═════ Records for this task

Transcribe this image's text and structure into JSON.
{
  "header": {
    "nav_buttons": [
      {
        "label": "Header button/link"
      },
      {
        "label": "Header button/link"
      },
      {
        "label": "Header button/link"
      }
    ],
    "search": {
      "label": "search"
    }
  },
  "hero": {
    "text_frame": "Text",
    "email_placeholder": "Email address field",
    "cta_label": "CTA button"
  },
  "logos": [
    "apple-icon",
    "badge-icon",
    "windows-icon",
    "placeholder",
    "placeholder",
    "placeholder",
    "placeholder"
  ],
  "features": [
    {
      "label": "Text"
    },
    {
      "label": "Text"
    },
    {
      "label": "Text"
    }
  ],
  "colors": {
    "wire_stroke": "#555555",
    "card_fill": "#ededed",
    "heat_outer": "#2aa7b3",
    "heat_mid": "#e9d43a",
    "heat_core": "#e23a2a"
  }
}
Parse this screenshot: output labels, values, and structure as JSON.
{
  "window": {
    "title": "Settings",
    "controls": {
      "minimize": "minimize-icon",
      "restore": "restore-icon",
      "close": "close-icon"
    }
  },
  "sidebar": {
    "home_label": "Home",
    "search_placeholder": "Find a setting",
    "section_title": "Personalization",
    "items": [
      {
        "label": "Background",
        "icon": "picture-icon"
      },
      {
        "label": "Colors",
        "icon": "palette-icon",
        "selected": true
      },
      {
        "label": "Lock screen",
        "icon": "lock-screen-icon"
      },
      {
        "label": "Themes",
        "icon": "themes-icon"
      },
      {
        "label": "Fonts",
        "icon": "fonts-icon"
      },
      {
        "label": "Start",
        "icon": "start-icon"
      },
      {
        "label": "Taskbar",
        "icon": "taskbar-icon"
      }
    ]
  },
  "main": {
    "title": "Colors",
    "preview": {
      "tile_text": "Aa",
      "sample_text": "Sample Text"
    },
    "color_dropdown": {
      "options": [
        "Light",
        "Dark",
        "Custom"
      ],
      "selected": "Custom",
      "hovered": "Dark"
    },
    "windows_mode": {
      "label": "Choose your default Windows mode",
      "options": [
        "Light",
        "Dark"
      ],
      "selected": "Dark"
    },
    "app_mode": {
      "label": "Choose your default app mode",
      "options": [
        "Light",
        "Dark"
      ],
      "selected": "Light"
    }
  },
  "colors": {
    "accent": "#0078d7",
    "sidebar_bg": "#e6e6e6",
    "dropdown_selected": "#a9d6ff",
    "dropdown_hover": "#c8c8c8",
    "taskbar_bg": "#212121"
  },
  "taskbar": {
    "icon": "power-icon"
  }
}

══════════

(What the task asks)
Copy every line of the material, please, keeping it exactly the same.

(Expected answer)
Transcribe this image's text and structure into JSON.
{
  "header": {
    "nav_buttons": [
      {
        "label": "Header button/link"
      },
      {
        "label": "Header button/link"
      },
      {
        "label": "Header button/link"
      }
    ],
    "search": {
      "label": "search"
    }
  },
  "hero": {
    "text_frame": "Text",
    "email_placeholder": "Email address field",
    "cta_label": "CTA button"
  },
  "logos": [
    "apple-icon",
    "badge-icon",
    "windows-icon",
    "placeholder",
    "placeholder",
    "placeholder",
    "placeholder"
  ],
  "features": [
    {
      "label": "Text"
    },
    {
      "label": "Text"
    },
    {
      "label": "Text"
    }
  ],
  "colors": {
    "wire_stroke": "#555555",
    "card_fill": "#ededed",
    "heat_outer": "#2aa7b3",
    "heat_mid": "#e9d43a",
    "heat_core": "#e23a2a"
  }
}
Parse this screenshot: output labels, values, and structure as JSON.
{
  "window": {
    "title": "Settings",
    "controls": {
      "minimize": "minimize-icon",
      "restore": "restore-icon",
      "close": "close-icon"
    }
  },
  "sidebar": {
    "home_label": "Home",
    "search_placeholder": "Find a setting",
    "section_title": "Personalization",
    "items": [
      {
        "label": "Background",
        "icon": "picture-icon"
      },
      {
        "label": "Colors",
        "icon": "palette-icon",
        "selected": true
      },
      {
        "label": "Lock screen",
        "icon": "lock-screen-icon"
      },
      {
        "label": "Themes",
        "icon": "themes-icon"
      },
      {
        "label": "Fonts",
        "icon": "fonts-icon"
      },
      {
        "label": "Start",
        "icon": "start-icon"
      },
      {
        "label": "Taskbar",
        "icon": "taskbar-icon"
      }
    ]
  },
  "main": {
    "title": "Colors",
    "preview": {
      "tile_text": "Aa",
      "sample_text": "Sample Text"
    },
    "color_dropdown": {
      "options": [
        "Light",
        "Dark",
        "Custom"
      ],
      "selected": "Custom",
      "hovered": "Dark"
    },
    "windows_mode": {
      "label": "Choose your default Windows mode",
      "options": [
        "Light",
        "Dark"
      ],
      "selected": "Dark"
    },
    "app_mode": {
      "label": "Choose your default app mode",
      "options": [
        "Light",
        "Dark"
      ],
      "selected": "Light"
    }
  },
  "colors": {
    "accent": "#0078d7",
    "sidebar_bg": "#e6e6e6",
    "dropdown_selected": "#a9d6ff",
    "dropdown_hover": "#c8c8c8",
    "taskbar_bg": "#212121"
  },
  "taskbar": {
    "icon": "power-icon"
  }
}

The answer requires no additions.